### REQUIREMENTS
Rewrite the stretch of rows from the start through the line containing "64, 884, 540]", replacing "bar-value-label" with "value-label" and leaving everything else unchanged.
**** DATASET CONTENT ****
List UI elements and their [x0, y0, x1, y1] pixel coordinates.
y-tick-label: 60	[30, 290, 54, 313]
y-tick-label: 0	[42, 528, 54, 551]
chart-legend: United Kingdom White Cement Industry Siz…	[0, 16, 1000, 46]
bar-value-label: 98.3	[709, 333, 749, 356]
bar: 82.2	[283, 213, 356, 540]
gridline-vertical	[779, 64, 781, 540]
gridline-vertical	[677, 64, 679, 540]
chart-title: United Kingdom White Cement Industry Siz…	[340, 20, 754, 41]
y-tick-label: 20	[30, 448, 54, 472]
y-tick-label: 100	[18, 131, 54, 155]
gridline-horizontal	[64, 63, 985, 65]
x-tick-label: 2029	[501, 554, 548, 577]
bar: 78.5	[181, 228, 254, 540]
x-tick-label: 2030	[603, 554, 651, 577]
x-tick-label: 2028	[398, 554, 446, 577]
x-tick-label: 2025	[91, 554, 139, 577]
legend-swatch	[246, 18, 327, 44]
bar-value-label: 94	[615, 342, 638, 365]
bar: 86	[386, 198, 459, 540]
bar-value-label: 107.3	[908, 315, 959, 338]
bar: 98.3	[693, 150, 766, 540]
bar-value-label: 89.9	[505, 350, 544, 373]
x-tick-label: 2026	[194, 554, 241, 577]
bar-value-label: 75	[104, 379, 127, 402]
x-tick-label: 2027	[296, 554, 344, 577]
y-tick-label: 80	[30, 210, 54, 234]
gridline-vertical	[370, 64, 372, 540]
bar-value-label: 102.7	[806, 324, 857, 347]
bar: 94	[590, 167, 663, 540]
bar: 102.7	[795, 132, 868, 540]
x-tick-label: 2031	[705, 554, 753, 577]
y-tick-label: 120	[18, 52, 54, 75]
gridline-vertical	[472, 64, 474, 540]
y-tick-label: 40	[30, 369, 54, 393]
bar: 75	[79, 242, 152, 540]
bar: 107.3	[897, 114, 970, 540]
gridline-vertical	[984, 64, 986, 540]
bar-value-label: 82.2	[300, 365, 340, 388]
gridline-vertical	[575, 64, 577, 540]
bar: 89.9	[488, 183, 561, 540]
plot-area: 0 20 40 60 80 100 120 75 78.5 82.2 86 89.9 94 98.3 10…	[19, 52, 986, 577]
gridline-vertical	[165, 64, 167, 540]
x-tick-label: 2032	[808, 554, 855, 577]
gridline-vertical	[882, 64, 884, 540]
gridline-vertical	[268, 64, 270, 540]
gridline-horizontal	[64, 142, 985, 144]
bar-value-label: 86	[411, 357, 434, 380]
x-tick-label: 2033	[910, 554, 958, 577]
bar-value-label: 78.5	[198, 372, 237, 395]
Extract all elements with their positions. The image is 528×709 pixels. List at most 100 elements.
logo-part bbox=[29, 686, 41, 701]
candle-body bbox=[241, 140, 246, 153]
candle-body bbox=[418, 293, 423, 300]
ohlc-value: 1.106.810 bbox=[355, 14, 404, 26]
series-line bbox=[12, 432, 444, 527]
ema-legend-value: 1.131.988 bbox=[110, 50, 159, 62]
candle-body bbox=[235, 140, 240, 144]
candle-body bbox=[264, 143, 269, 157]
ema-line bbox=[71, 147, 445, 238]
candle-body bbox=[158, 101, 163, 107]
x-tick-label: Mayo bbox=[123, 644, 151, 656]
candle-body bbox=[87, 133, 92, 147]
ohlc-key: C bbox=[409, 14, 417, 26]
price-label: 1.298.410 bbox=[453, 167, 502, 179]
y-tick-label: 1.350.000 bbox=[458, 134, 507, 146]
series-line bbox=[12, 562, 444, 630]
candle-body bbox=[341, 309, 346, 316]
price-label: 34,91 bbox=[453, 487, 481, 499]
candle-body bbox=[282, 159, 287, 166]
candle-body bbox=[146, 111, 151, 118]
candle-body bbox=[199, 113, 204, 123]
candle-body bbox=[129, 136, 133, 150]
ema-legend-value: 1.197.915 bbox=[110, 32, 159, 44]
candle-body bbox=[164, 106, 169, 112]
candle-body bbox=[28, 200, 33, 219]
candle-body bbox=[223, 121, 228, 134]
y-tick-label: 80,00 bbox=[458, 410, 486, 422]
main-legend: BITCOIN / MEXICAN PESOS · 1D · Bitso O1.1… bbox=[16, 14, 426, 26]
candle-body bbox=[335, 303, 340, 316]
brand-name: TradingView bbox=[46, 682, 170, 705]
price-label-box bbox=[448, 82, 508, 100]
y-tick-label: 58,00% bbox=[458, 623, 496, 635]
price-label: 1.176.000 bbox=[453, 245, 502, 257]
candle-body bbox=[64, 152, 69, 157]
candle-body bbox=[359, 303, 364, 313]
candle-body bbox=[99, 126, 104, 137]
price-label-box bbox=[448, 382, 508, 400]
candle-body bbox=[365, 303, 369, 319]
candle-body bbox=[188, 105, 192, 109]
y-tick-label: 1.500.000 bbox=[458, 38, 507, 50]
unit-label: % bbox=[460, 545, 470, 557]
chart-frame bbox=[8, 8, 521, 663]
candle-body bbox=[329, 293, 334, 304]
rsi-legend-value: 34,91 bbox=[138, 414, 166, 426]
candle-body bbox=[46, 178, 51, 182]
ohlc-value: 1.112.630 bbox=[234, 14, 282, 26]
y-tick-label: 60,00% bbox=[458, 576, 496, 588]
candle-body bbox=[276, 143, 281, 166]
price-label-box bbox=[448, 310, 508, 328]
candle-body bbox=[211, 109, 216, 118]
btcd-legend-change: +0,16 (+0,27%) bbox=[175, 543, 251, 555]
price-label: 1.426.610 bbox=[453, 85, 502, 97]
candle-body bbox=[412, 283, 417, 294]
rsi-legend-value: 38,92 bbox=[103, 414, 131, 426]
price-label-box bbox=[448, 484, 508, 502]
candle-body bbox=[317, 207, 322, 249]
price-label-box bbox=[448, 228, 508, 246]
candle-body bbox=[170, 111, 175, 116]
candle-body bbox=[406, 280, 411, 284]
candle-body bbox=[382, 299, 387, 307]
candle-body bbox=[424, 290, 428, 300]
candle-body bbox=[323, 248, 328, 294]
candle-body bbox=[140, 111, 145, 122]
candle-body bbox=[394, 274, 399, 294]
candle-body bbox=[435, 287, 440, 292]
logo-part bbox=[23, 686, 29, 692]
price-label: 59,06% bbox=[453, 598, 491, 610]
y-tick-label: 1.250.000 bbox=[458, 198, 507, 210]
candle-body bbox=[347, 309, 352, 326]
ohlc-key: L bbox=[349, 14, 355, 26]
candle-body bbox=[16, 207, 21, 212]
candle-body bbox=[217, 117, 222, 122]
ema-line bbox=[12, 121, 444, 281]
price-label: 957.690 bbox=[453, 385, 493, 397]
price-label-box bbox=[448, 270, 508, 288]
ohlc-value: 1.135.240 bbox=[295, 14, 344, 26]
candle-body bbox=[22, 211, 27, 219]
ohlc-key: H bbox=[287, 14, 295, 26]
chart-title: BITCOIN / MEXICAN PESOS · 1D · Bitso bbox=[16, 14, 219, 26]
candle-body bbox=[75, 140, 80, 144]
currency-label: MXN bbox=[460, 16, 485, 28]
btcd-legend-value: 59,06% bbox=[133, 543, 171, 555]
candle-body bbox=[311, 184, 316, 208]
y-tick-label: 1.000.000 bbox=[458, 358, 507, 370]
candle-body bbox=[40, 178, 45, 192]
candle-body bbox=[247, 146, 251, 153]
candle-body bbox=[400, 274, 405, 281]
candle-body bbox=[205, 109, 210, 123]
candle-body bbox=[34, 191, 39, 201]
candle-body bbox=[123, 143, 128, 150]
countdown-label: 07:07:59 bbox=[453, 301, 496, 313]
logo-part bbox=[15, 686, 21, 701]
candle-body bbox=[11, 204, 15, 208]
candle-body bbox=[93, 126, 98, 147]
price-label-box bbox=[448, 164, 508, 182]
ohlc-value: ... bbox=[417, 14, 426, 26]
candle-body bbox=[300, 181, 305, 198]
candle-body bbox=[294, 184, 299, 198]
****
### EXERCISE OUTPUT
List UI elements and their [x0, y0, x1, y1] pixel coordinates.
y-tick-label: 60	[30, 290, 54, 313]
y-tick-label: 0	[42, 528, 54, 551]
chart-legend: United Kingdom White Cement Industry Siz…	[0, 16, 1000, 46]
value-label: 98.3	[709, 333, 749, 356]
bar: 82.2	[283, 213, 356, 540]
gridline-vertical	[779, 64, 781, 540]
gridline-vertical	[677, 64, 679, 540]
chart-title: United Kingdom White Cement Industry Siz…	[340, 20, 754, 41]
y-tick-label: 20	[30, 448, 54, 472]
y-tick-label: 100	[18, 131, 54, 155]
gridline-horizontal	[64, 63, 985, 65]
x-tick-label: 2029	[501, 554, 548, 577]
bar: 78.5	[181, 228, 254, 540]
x-tick-label: 2030	[603, 554, 651, 577]
x-tick-label: 2028	[398, 554, 446, 577]
x-tick-label: 2025	[91, 554, 139, 577]
legend-swatch	[246, 18, 327, 44]
value-label: 94	[615, 342, 638, 365]
bar: 86	[386, 198, 459, 540]
value-label: 107.3	[908, 315, 959, 338]
bar: 98.3	[693, 150, 766, 540]
value-label: 89.9	[505, 350, 544, 373]
x-tick-label: 2026	[194, 554, 241, 577]
value-label: 75	[104, 379, 127, 402]
x-tick-label: 2027	[296, 554, 344, 577]
y-tick-label: 80	[30, 210, 54, 234]
gridline-vertical	[370, 64, 372, 540]
value-label: 102.7	[806, 324, 857, 347]
bar: 94	[590, 167, 663, 540]
bar: 102.7	[795, 132, 868, 540]
x-tick-label: 2031	[705, 554, 753, 577]
y-tick-label: 120	[18, 52, 54, 75]
gridline-vertical	[472, 64, 474, 540]
y-tick-label: 40	[30, 369, 54, 393]
bar: 75	[79, 242, 152, 540]
bar: 107.3	[897, 114, 970, 540]
gridline-vertical	[984, 64, 986, 540]
value-label: 82.2	[300, 365, 340, 388]
gridline-vertical	[575, 64, 577, 540]
bar: 89.9	[488, 183, 561, 540]
plot-area: 0 20 40 60 80 100 120 75 78.5 82.2 86 89.9 94 98.3 10…	[19, 52, 986, 577]
gridline-vertical	[165, 64, 167, 540]
x-tick-label: 2032	[808, 554, 855, 577]
gridline-vertical	[882, 64, 884, 540]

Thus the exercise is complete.